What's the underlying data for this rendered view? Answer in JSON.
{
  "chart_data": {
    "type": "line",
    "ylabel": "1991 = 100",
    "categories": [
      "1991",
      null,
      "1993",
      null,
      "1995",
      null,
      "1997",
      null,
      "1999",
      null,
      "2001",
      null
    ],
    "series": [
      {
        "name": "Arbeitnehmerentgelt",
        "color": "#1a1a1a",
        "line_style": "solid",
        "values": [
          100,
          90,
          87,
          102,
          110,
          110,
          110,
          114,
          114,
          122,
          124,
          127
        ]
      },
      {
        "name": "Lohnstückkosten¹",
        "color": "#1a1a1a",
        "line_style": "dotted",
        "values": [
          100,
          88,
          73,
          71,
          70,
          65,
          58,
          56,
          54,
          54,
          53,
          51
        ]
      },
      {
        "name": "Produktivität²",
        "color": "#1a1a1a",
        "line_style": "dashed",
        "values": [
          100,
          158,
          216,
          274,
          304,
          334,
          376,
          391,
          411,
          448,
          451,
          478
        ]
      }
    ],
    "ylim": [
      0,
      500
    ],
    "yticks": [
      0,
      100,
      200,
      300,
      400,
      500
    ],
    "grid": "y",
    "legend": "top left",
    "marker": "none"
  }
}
━━━━━━
→ **EXERCISE BRIEF**:
Write the data back out verbatim.

→ **WORKED ANSWER**:
What's the underlying data for this rendered view? Answer in JSON.
{
  "chart_data": {
    "type": "line",
    "ylabel": "1991 = 100",
    "categories": [
      "1991",
      null,
      "1993",
      null,
      "1995",
      null,
      "1997",
      null,
      "1999",
      null,
      "2001",
      null
    ],
    "series": [
      {
        "name": "Arbeitnehmerentgelt",
        "color": "#1a1a1a",
        "line_style": "solid",
        "values": [
          100,
          90,
          87,
          102,
          110,
          110,
          110,
          114,
          114,
          122,
          124,
          127
        ]
      },
      {
        "name": "Lohnstückkosten¹",
        "color": "#1a1a1a",
        "line_style": "dotted",
        "values": [
          100,
          88,
          73,
          71,
          70,
          65,
          58,
          56,
          54,
          54,
          53,
          51
        ]
      },
      {
        "name": "Produktivität²",
        "color": "#1a1a1a",
        "line_style": "dashed",
        "values": [
          100,
          158,
          216,
          274,
          304,
          334,
          376,
          391,
          411,
          448,
          451,
          478
        ]
      }
    ],
    "ylim": [
      0,
      500
    ],
    "yticks": [
      0,
      100,
      200,
      300,
      400,
      500
    ],
    "grid": "y",
    "legend": "top left",
    "marker": "none"
  }
}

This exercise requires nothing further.